▶ What to produce
From the entries that follow, list every line in which the string "англійской" appears.

•••••

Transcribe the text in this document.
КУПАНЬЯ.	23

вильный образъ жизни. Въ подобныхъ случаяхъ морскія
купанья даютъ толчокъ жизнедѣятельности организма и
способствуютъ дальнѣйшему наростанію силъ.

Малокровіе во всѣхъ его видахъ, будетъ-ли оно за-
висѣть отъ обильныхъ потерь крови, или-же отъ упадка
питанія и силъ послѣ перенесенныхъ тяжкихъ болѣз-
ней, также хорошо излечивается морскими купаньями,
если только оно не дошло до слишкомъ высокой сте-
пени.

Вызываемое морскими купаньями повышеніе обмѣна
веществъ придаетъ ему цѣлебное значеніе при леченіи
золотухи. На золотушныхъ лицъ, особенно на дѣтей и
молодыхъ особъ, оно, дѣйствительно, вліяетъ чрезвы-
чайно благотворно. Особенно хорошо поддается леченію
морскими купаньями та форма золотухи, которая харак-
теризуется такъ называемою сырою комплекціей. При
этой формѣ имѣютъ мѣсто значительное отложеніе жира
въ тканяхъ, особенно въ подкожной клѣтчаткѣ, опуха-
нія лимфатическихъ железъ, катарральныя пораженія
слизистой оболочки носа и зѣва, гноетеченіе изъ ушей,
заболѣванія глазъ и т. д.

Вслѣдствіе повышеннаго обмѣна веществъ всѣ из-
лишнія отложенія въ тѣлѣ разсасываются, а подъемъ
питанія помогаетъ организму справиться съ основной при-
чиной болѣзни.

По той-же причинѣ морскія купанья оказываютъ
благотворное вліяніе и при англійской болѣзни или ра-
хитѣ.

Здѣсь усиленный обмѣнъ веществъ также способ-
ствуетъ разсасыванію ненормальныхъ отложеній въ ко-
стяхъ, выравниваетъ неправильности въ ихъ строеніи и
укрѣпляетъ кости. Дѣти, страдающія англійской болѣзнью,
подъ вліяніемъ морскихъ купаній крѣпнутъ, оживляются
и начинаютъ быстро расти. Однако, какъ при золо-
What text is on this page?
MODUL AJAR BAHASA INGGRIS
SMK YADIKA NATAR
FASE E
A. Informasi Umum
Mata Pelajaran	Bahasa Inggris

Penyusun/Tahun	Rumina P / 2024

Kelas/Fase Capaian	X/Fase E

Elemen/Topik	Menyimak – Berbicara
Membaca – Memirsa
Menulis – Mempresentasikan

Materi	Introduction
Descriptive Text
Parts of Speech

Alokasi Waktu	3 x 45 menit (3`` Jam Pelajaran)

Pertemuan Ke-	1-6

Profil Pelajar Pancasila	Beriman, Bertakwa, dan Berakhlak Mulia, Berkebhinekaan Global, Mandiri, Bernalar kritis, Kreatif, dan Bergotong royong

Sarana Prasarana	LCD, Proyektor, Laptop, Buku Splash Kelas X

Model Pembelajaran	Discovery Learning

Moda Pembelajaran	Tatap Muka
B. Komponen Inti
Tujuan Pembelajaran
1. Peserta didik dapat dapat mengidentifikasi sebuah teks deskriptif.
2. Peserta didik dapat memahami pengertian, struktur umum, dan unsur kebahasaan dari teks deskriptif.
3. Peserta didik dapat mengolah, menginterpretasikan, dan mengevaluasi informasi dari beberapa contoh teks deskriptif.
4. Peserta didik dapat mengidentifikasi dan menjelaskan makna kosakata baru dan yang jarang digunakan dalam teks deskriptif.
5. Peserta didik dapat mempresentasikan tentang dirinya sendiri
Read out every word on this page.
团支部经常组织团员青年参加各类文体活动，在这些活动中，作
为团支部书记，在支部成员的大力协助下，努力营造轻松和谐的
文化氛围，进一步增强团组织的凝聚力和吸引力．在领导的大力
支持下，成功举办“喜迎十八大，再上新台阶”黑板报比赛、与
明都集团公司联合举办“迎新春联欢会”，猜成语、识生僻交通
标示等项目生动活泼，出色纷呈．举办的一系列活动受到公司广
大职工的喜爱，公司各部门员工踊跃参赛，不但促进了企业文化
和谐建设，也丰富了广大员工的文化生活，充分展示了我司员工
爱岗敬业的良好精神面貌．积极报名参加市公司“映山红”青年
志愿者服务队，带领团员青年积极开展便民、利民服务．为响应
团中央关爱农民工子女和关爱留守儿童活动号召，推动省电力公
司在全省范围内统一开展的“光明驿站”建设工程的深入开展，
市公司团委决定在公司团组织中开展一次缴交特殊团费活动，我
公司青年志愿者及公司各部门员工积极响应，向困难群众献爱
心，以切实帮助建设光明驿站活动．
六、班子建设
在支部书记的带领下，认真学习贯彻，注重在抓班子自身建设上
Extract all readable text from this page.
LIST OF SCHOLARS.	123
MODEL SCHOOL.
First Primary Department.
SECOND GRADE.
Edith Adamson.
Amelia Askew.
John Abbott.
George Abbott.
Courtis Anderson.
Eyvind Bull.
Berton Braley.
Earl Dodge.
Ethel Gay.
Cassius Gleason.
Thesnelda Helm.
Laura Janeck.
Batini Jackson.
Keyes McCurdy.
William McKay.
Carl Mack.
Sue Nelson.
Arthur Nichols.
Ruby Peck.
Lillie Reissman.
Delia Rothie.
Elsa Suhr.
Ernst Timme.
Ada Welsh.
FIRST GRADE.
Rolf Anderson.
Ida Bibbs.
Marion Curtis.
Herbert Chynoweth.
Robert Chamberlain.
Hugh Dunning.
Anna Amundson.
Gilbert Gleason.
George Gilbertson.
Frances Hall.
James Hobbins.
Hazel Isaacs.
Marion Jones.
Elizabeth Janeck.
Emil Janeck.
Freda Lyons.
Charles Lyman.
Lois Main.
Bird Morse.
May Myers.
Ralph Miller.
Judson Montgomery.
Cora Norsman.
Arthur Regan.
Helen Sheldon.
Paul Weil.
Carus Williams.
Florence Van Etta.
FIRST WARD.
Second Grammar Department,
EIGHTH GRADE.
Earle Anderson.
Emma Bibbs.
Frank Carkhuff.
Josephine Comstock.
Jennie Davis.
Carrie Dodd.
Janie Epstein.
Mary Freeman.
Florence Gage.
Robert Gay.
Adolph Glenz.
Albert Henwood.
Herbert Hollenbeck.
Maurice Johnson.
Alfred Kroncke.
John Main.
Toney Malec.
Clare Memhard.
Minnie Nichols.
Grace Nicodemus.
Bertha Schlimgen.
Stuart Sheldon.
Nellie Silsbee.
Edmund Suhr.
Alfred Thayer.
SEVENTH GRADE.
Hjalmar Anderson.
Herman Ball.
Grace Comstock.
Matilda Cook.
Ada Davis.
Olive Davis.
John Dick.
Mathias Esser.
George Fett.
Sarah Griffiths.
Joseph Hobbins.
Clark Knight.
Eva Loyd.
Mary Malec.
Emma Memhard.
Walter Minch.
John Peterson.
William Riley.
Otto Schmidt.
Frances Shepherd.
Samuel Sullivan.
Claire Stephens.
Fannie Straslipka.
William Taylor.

•••••

▶ Correct answer
благотворное вліяніе и при англійской болѣзни или ра-
укрѣпляетъ кости. Дѣти, страдающія англійской болѣзнью,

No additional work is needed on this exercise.